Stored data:
——

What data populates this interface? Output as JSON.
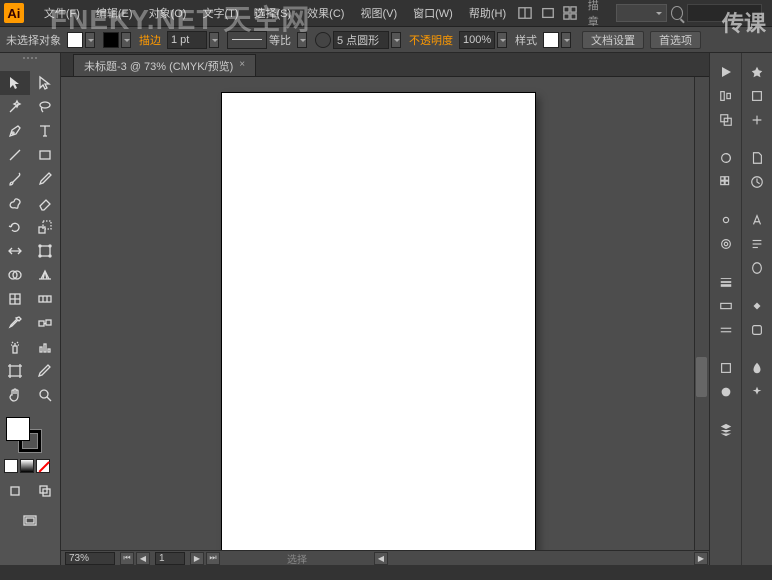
{
  "app": {
    "logo": "Ai"
  },
  "menu": {
    "file": "文件(F)",
    "edit": "编辑(E)",
    "object": "对象(O)",
    "type": "文字(T)",
    "select": "选择(S)",
    "effect": "效果(C)",
    "view": "视图(V)",
    "window": "窗口(W)",
    "help": "帮助(H)",
    "essentials_label": "描章",
    "search_placeholder": ""
  },
  "options": {
    "no_selection": "未选择对象",
    "fill_color": "#ffffff",
    "stroke_color": "#000000",
    "stroke_label": "描边",
    "stroke_weight": "1 pt",
    "stroke_profile_label": "等比",
    "brush": "5 点圆形",
    "opacity_label": "不透明度",
    "opacity_value": "100%",
    "style_label": "样式",
    "doc_setup": "文档设置",
    "preferences": "首选项"
  },
  "document": {
    "tab_title": "未标题-3 @ 73% (CMYK/预览)",
    "zoom": "73%"
  },
  "status": {
    "center": "选择"
  },
  "watermark": {
    "site": "FNEKY.NET 天空网",
    "brand": "传课"
  },
  "colors": {
    "fill": "#ffffff",
    "stroke": "#000000",
    "none": "none",
    "accent": "#ff9a00"
  }
}
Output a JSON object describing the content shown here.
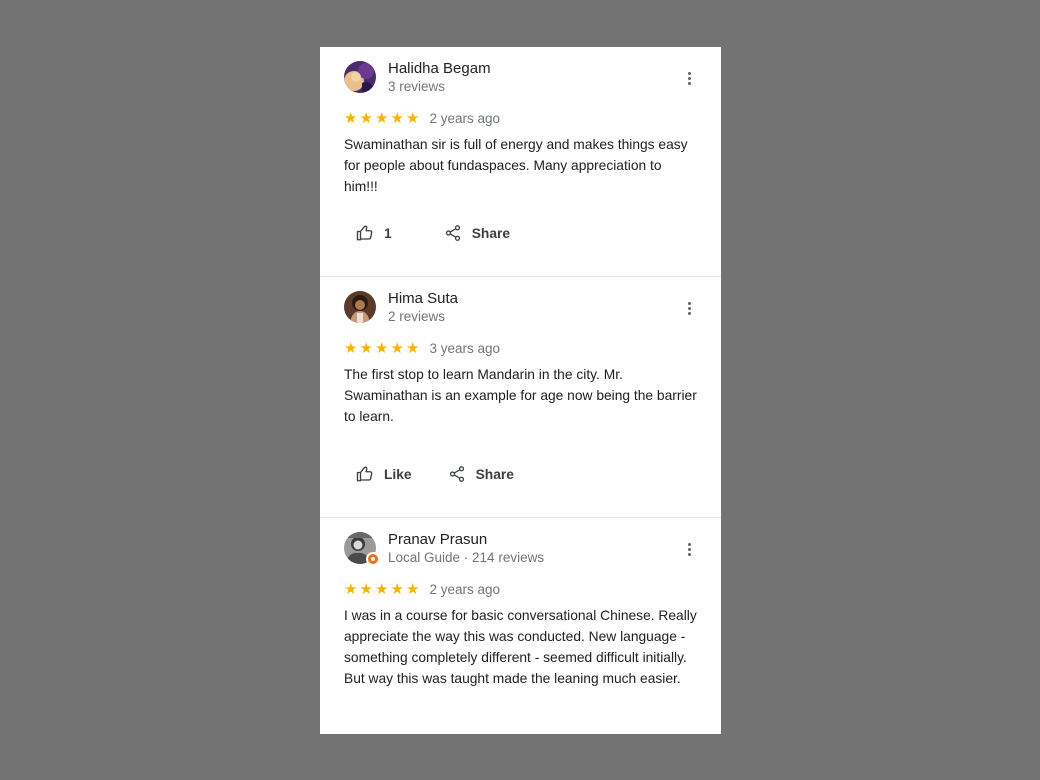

——

→ Your task: Copy every record above exactly, leaving out any pictures.

→ Result of the exercise:
What data populates this interface? Output as JSON.
{
  "app": {
    "logo": "Ai"
  },
  "menu": {
    "file": "文件(F)",
    "edit": "编辑(E)",
    "object": "对象(O)",
    "type": "文字(T)",
    "select": "选择(S)",
    "effect": "效果(C)",
    "view": "视图(V)",
    "window": "窗口(W)",
    "help": "帮助(H)",
    "essentials_label": "描章",
    "search_placeholder": ""
  },
  "options": {
    "no_selection": "未选择对象",
    "fill_color": "#ffffff",
    "stroke_color": "#000000",
    "stroke_label": "描边",
    "stroke_weight": "1 pt",
    "stroke_profile_label": "等比",
    "brush": "5 点圆形",
    "opacity_label": "不透明度",
    "opacity_value": "100%",
    "style_label": "样式",
    "doc_setup": "文档设置",
    "preferences": "首选项"
  },
  "document": {
    "tab_title": "未标题-3 @ 73% (CMYK/预览)",
    "zoom": "73%"
  },
  "status": {
    "center": "选择"
  },
  "watermark": {
    "site": "FNEKY.NET 天空网",
    "brand": "传课"
  },
  "colors": {
    "fill": "#ffffff",
    "stroke": "#000000",
    "none": "none",
    "accent": "#ff9a00"
  }
}
Output a JSON object describing the content shown here.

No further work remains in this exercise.